-- begin DATASET EXCERPTS --

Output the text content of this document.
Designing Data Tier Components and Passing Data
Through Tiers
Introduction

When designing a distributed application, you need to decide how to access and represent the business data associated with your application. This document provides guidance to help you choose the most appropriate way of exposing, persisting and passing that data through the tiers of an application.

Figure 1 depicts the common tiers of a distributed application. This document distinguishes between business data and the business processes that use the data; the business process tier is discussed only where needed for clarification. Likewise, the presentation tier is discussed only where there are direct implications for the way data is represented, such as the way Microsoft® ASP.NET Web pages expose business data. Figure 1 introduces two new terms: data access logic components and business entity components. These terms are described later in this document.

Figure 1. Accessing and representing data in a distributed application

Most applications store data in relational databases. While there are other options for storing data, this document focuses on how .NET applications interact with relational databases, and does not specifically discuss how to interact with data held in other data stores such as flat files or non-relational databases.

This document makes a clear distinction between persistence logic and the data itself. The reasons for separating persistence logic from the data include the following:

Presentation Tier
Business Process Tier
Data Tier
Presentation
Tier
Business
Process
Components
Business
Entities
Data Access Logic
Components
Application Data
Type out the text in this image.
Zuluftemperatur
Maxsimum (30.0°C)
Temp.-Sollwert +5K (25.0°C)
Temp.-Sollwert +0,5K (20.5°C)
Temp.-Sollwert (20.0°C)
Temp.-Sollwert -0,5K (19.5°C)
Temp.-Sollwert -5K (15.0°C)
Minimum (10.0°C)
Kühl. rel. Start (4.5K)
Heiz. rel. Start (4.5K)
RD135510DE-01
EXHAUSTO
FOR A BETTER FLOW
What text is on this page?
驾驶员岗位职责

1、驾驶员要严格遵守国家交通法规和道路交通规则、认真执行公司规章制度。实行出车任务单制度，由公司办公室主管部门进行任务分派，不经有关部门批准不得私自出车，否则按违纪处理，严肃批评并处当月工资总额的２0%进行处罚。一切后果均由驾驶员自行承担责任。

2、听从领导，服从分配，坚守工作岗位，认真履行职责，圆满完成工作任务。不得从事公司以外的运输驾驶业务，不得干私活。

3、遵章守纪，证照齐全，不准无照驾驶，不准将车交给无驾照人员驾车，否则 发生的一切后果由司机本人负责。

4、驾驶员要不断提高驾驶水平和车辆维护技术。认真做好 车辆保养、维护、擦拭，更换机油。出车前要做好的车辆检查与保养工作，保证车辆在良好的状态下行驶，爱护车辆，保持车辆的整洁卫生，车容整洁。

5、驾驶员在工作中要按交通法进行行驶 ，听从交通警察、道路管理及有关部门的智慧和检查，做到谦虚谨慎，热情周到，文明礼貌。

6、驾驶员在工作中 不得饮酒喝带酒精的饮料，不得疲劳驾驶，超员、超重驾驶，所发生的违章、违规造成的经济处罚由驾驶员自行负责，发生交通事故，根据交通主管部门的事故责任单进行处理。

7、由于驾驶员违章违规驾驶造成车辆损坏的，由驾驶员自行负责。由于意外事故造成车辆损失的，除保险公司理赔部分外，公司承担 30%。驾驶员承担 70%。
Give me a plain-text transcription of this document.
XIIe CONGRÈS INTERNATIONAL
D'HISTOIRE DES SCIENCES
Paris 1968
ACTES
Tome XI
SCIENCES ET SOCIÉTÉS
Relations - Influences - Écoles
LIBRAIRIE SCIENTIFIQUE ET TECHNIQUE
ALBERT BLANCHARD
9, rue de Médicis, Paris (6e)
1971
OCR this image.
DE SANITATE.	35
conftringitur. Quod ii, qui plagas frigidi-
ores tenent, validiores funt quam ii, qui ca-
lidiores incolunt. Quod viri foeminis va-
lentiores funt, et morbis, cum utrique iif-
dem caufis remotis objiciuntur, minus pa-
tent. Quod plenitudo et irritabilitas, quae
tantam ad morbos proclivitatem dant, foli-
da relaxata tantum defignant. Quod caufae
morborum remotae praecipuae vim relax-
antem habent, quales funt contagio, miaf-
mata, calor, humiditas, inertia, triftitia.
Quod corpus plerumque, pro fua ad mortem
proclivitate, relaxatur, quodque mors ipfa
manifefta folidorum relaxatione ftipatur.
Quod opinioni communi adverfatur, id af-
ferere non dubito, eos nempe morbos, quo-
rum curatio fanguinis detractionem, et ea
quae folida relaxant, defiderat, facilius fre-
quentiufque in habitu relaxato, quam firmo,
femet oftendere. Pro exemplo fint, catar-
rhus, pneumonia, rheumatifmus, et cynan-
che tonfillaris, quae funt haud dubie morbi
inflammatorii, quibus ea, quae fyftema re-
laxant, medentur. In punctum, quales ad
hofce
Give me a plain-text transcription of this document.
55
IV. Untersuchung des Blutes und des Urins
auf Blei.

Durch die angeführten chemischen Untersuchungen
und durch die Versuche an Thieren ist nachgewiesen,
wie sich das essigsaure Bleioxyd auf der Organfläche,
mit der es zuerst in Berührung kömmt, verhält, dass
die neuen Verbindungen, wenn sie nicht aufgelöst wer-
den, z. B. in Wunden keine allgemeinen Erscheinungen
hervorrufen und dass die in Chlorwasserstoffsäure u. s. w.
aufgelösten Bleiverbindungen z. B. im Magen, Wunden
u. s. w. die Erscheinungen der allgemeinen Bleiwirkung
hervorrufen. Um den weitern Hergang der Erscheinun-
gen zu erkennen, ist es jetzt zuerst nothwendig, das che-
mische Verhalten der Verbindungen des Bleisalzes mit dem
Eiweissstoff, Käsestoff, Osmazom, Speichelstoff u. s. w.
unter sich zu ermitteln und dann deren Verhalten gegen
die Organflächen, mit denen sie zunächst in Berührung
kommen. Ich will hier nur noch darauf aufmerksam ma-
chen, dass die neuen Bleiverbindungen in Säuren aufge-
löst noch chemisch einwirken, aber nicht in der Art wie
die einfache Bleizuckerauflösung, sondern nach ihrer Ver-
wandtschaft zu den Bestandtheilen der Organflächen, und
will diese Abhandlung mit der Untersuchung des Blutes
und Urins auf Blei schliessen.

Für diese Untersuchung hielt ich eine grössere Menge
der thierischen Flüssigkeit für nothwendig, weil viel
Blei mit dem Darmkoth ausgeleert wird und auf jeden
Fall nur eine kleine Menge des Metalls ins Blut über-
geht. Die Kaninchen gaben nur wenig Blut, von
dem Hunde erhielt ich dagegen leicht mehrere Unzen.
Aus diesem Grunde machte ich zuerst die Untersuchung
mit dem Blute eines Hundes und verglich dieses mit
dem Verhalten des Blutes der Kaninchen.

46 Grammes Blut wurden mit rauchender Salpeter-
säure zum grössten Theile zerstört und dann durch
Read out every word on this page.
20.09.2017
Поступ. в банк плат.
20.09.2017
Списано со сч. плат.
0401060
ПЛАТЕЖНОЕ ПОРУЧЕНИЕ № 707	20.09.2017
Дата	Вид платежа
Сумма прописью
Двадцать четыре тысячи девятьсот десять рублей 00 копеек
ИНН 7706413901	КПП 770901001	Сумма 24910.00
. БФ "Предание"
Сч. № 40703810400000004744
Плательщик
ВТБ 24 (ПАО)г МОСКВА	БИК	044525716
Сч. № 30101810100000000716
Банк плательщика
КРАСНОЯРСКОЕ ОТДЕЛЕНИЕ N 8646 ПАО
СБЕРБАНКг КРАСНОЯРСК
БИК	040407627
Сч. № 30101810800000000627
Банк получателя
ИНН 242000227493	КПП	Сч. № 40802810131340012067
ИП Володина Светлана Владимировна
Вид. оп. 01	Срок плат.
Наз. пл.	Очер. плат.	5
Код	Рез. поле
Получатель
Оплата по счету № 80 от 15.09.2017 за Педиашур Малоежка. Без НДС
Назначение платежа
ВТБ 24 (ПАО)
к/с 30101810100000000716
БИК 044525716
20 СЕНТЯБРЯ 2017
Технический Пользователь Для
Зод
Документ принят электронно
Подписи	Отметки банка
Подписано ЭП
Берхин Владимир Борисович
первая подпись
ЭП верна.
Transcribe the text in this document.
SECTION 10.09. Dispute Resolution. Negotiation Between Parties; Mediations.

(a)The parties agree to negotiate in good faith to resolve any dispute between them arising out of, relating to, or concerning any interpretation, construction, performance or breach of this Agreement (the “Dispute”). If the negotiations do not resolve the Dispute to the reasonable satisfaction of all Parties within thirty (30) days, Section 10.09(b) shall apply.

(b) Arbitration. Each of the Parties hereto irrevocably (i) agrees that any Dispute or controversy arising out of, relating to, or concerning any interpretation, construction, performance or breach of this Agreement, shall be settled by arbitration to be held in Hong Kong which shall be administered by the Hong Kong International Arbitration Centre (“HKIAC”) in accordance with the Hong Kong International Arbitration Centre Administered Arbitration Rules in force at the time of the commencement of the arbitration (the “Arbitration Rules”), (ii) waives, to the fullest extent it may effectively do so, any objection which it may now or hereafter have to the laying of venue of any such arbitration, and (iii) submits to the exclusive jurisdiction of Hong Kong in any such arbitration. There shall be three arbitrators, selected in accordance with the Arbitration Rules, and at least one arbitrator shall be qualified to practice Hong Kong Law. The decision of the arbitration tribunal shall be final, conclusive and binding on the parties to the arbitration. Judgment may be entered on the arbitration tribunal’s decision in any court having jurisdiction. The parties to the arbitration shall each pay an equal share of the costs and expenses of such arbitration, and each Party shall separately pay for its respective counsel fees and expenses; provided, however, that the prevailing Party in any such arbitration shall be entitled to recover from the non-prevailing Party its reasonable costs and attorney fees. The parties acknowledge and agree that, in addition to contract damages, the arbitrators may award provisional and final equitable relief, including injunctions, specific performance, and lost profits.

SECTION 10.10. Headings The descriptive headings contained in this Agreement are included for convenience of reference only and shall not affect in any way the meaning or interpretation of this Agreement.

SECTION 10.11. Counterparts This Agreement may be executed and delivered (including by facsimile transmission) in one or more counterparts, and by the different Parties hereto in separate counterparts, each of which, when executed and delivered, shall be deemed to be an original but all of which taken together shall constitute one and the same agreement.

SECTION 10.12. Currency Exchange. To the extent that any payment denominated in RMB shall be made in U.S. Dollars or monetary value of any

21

-- end DATASET EXCERPTS --

◆ **DESCRIPTION OF THE TASK**
Some lines of the data may hold the word "sich". Say how many do, with nothing else.

◆ **EXERCISE ANSWER**
2